» **GIVEN TASK**
Check each line of the listing below for the word "UserServiceImpl" and say how many lines have it. Nothing else should be written.

» **Data excerpts**
- - -

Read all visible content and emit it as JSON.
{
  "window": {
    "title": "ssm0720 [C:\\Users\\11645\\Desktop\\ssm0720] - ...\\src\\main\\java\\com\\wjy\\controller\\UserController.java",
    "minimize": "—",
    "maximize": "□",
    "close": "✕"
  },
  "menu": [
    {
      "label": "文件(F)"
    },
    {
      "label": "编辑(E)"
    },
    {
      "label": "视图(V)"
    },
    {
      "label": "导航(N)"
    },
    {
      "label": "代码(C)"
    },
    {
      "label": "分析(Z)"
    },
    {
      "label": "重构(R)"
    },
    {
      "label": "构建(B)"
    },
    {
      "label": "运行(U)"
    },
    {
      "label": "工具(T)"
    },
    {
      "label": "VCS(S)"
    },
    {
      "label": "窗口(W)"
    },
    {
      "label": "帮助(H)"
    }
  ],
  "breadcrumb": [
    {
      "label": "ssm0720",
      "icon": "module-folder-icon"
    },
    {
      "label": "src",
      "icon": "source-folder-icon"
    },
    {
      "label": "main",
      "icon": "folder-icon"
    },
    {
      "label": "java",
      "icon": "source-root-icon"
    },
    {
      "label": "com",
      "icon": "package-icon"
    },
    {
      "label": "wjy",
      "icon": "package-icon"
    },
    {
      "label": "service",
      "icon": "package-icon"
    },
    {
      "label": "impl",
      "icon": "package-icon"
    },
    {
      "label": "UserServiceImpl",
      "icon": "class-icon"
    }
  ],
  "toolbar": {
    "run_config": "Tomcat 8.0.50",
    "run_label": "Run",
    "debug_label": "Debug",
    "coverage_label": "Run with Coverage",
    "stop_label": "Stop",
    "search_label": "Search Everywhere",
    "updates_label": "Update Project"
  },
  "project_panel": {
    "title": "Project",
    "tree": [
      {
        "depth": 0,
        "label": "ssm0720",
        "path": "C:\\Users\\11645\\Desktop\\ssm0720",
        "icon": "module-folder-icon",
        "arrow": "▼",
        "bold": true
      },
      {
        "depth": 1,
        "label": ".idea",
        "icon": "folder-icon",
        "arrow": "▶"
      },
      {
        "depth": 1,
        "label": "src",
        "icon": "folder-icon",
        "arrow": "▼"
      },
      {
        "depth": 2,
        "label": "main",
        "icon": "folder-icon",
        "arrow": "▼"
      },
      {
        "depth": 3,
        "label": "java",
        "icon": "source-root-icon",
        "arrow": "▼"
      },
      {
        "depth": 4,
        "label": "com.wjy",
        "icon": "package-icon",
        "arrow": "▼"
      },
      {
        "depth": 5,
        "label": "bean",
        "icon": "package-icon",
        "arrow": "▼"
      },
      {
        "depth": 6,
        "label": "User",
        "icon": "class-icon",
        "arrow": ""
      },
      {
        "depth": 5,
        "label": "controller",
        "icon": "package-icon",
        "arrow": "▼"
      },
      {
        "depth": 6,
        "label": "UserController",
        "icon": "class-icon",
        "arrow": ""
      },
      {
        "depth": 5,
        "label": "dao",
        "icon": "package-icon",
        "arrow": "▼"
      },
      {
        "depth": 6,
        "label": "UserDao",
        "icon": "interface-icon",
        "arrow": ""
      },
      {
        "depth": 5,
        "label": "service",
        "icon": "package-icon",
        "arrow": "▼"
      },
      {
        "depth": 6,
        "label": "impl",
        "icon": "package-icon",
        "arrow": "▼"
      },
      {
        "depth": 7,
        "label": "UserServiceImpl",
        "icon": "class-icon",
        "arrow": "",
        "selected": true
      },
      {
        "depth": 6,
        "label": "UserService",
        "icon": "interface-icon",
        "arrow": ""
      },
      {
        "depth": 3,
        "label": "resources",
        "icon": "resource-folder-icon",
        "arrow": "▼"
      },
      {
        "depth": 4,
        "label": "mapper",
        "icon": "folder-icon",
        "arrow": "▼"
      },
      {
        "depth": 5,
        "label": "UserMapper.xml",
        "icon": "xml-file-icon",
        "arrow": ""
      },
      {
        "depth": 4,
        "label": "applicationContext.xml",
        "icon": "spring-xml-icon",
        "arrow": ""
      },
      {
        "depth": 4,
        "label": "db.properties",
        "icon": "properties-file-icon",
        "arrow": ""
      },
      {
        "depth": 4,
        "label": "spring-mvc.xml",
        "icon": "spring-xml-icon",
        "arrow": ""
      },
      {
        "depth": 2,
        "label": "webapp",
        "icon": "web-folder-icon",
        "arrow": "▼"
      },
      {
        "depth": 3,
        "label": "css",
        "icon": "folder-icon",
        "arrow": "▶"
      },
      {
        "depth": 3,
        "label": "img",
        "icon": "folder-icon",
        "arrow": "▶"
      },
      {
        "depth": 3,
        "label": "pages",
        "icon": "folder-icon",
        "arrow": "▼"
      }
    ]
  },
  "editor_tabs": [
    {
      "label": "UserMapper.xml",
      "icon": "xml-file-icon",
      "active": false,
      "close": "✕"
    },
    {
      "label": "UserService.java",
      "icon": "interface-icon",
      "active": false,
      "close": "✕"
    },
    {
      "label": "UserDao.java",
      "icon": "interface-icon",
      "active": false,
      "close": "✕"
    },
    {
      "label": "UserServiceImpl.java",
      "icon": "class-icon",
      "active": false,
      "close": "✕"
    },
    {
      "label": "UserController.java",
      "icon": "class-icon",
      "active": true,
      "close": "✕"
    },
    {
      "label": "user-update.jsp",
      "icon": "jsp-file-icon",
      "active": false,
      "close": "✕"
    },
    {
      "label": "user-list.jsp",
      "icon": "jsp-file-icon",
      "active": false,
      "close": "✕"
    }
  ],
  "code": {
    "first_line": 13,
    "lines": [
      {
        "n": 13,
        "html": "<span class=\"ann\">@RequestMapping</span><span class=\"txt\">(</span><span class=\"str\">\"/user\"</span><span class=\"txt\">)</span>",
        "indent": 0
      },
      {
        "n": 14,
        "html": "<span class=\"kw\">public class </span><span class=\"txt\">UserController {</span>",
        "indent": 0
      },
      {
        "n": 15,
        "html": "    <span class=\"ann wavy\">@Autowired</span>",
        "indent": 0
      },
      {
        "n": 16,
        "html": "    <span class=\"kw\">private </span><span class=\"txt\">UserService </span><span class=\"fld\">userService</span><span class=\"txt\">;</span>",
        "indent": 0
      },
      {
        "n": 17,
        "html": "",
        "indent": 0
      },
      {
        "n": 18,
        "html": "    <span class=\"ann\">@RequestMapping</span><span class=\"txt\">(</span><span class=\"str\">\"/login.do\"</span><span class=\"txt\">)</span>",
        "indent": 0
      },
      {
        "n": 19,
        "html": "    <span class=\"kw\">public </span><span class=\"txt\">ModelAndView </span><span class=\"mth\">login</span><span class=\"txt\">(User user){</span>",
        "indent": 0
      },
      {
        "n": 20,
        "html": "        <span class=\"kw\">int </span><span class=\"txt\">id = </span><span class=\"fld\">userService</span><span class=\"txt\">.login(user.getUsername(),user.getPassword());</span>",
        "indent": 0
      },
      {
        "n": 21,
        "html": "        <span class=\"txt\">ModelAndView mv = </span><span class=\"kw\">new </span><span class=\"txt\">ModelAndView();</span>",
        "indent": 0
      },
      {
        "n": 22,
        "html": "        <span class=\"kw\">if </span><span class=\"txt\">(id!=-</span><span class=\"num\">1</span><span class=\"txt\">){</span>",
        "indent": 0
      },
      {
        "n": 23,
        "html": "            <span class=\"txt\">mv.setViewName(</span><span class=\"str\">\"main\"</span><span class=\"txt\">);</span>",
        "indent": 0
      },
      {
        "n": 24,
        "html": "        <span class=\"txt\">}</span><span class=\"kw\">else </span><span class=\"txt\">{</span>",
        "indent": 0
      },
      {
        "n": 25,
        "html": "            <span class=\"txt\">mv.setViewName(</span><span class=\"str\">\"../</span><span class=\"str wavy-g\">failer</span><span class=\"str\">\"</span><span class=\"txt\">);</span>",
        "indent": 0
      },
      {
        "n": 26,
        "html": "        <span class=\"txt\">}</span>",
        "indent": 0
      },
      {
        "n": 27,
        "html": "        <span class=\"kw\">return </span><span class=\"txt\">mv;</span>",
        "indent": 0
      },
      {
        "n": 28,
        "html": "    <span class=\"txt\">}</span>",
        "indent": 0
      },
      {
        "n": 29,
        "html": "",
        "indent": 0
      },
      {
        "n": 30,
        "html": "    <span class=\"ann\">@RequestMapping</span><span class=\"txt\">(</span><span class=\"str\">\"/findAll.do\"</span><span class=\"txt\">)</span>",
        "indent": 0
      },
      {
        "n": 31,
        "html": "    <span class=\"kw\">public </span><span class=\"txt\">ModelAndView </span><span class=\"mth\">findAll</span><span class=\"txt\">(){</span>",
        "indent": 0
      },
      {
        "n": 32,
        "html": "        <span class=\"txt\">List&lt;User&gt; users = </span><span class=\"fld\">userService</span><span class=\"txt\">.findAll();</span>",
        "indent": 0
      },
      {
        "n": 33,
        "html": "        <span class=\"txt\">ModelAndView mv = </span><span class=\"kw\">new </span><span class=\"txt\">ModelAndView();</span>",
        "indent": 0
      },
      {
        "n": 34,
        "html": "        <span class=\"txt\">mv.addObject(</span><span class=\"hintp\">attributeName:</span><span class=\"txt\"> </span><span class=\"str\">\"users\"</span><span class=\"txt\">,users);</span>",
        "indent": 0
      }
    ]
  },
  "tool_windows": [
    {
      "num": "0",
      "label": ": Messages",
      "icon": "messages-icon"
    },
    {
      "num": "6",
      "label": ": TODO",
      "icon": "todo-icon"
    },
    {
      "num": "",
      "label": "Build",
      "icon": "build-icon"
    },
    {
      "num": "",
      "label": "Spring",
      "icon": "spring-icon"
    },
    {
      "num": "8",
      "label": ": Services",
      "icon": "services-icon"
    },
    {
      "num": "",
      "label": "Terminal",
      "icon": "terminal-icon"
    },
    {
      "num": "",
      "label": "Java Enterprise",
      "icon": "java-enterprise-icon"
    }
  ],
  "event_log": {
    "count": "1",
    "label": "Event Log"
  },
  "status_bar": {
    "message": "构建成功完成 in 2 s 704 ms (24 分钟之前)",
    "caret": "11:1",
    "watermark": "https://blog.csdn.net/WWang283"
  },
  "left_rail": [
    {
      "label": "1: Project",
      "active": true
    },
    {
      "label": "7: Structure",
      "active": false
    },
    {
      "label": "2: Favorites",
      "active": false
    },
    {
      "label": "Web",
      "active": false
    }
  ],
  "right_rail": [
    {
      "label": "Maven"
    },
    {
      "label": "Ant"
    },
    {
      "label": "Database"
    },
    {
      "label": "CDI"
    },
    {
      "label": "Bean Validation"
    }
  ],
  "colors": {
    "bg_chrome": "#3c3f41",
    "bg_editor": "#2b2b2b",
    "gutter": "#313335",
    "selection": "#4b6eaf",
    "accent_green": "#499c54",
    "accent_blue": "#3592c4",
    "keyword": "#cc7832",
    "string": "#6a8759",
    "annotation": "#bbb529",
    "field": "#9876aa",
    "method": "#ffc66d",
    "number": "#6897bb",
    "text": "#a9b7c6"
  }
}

- - -

» **EXERCISE OUTPUT**
3